SUPPLIED RECORDS:

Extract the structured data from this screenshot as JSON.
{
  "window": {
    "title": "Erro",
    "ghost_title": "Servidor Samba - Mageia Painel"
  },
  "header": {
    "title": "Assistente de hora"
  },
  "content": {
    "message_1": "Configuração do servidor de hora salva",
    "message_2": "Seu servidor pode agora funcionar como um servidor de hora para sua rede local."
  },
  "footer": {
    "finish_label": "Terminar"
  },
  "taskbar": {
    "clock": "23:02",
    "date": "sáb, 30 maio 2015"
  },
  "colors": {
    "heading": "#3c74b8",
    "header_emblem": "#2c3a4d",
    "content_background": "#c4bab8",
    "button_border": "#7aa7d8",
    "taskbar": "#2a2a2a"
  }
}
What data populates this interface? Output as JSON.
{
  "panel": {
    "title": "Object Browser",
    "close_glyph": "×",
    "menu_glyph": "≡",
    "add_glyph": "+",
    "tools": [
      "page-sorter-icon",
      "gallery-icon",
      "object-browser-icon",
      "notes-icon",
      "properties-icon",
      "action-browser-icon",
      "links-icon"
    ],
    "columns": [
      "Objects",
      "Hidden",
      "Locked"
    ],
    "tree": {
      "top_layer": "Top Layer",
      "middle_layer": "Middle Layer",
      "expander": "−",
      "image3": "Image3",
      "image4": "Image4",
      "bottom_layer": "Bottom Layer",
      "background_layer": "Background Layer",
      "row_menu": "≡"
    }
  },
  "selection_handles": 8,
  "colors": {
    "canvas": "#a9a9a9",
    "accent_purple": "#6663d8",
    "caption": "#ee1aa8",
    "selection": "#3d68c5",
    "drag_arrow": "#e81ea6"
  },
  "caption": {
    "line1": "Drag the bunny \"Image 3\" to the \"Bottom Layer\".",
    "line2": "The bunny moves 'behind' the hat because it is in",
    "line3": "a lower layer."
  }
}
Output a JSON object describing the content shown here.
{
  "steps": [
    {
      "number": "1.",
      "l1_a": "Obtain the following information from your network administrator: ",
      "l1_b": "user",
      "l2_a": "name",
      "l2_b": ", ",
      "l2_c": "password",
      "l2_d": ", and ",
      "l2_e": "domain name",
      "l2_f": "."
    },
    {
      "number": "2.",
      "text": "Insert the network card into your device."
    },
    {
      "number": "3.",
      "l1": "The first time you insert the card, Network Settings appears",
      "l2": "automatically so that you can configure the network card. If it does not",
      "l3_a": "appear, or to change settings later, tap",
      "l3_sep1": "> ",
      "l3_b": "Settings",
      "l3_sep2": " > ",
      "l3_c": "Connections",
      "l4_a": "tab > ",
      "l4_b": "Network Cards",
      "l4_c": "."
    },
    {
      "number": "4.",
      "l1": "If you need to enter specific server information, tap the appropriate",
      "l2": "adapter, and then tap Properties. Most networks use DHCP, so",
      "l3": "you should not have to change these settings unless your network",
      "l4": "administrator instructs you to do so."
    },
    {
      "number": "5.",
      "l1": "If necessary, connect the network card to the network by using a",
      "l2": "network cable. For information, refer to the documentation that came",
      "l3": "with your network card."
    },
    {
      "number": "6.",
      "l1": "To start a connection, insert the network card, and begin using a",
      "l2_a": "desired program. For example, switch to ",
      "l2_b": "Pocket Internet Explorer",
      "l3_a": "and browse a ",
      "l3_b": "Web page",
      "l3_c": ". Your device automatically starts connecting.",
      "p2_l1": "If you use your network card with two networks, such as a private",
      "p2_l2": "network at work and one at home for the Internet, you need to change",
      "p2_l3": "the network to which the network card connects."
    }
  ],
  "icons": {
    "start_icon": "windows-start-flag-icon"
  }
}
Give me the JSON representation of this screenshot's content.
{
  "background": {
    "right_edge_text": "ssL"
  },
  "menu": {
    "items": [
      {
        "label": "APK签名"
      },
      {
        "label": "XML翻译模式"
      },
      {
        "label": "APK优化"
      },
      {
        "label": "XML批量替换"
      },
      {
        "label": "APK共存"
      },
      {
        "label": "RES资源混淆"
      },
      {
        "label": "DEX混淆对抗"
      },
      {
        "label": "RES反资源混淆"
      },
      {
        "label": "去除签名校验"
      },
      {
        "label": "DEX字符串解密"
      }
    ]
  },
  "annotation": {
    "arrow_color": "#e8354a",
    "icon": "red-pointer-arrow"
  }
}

WHAT TO DO: Looking at the listing above, count the lines that contain "networks" and give nothing but the number.

IN RESPONSE: 2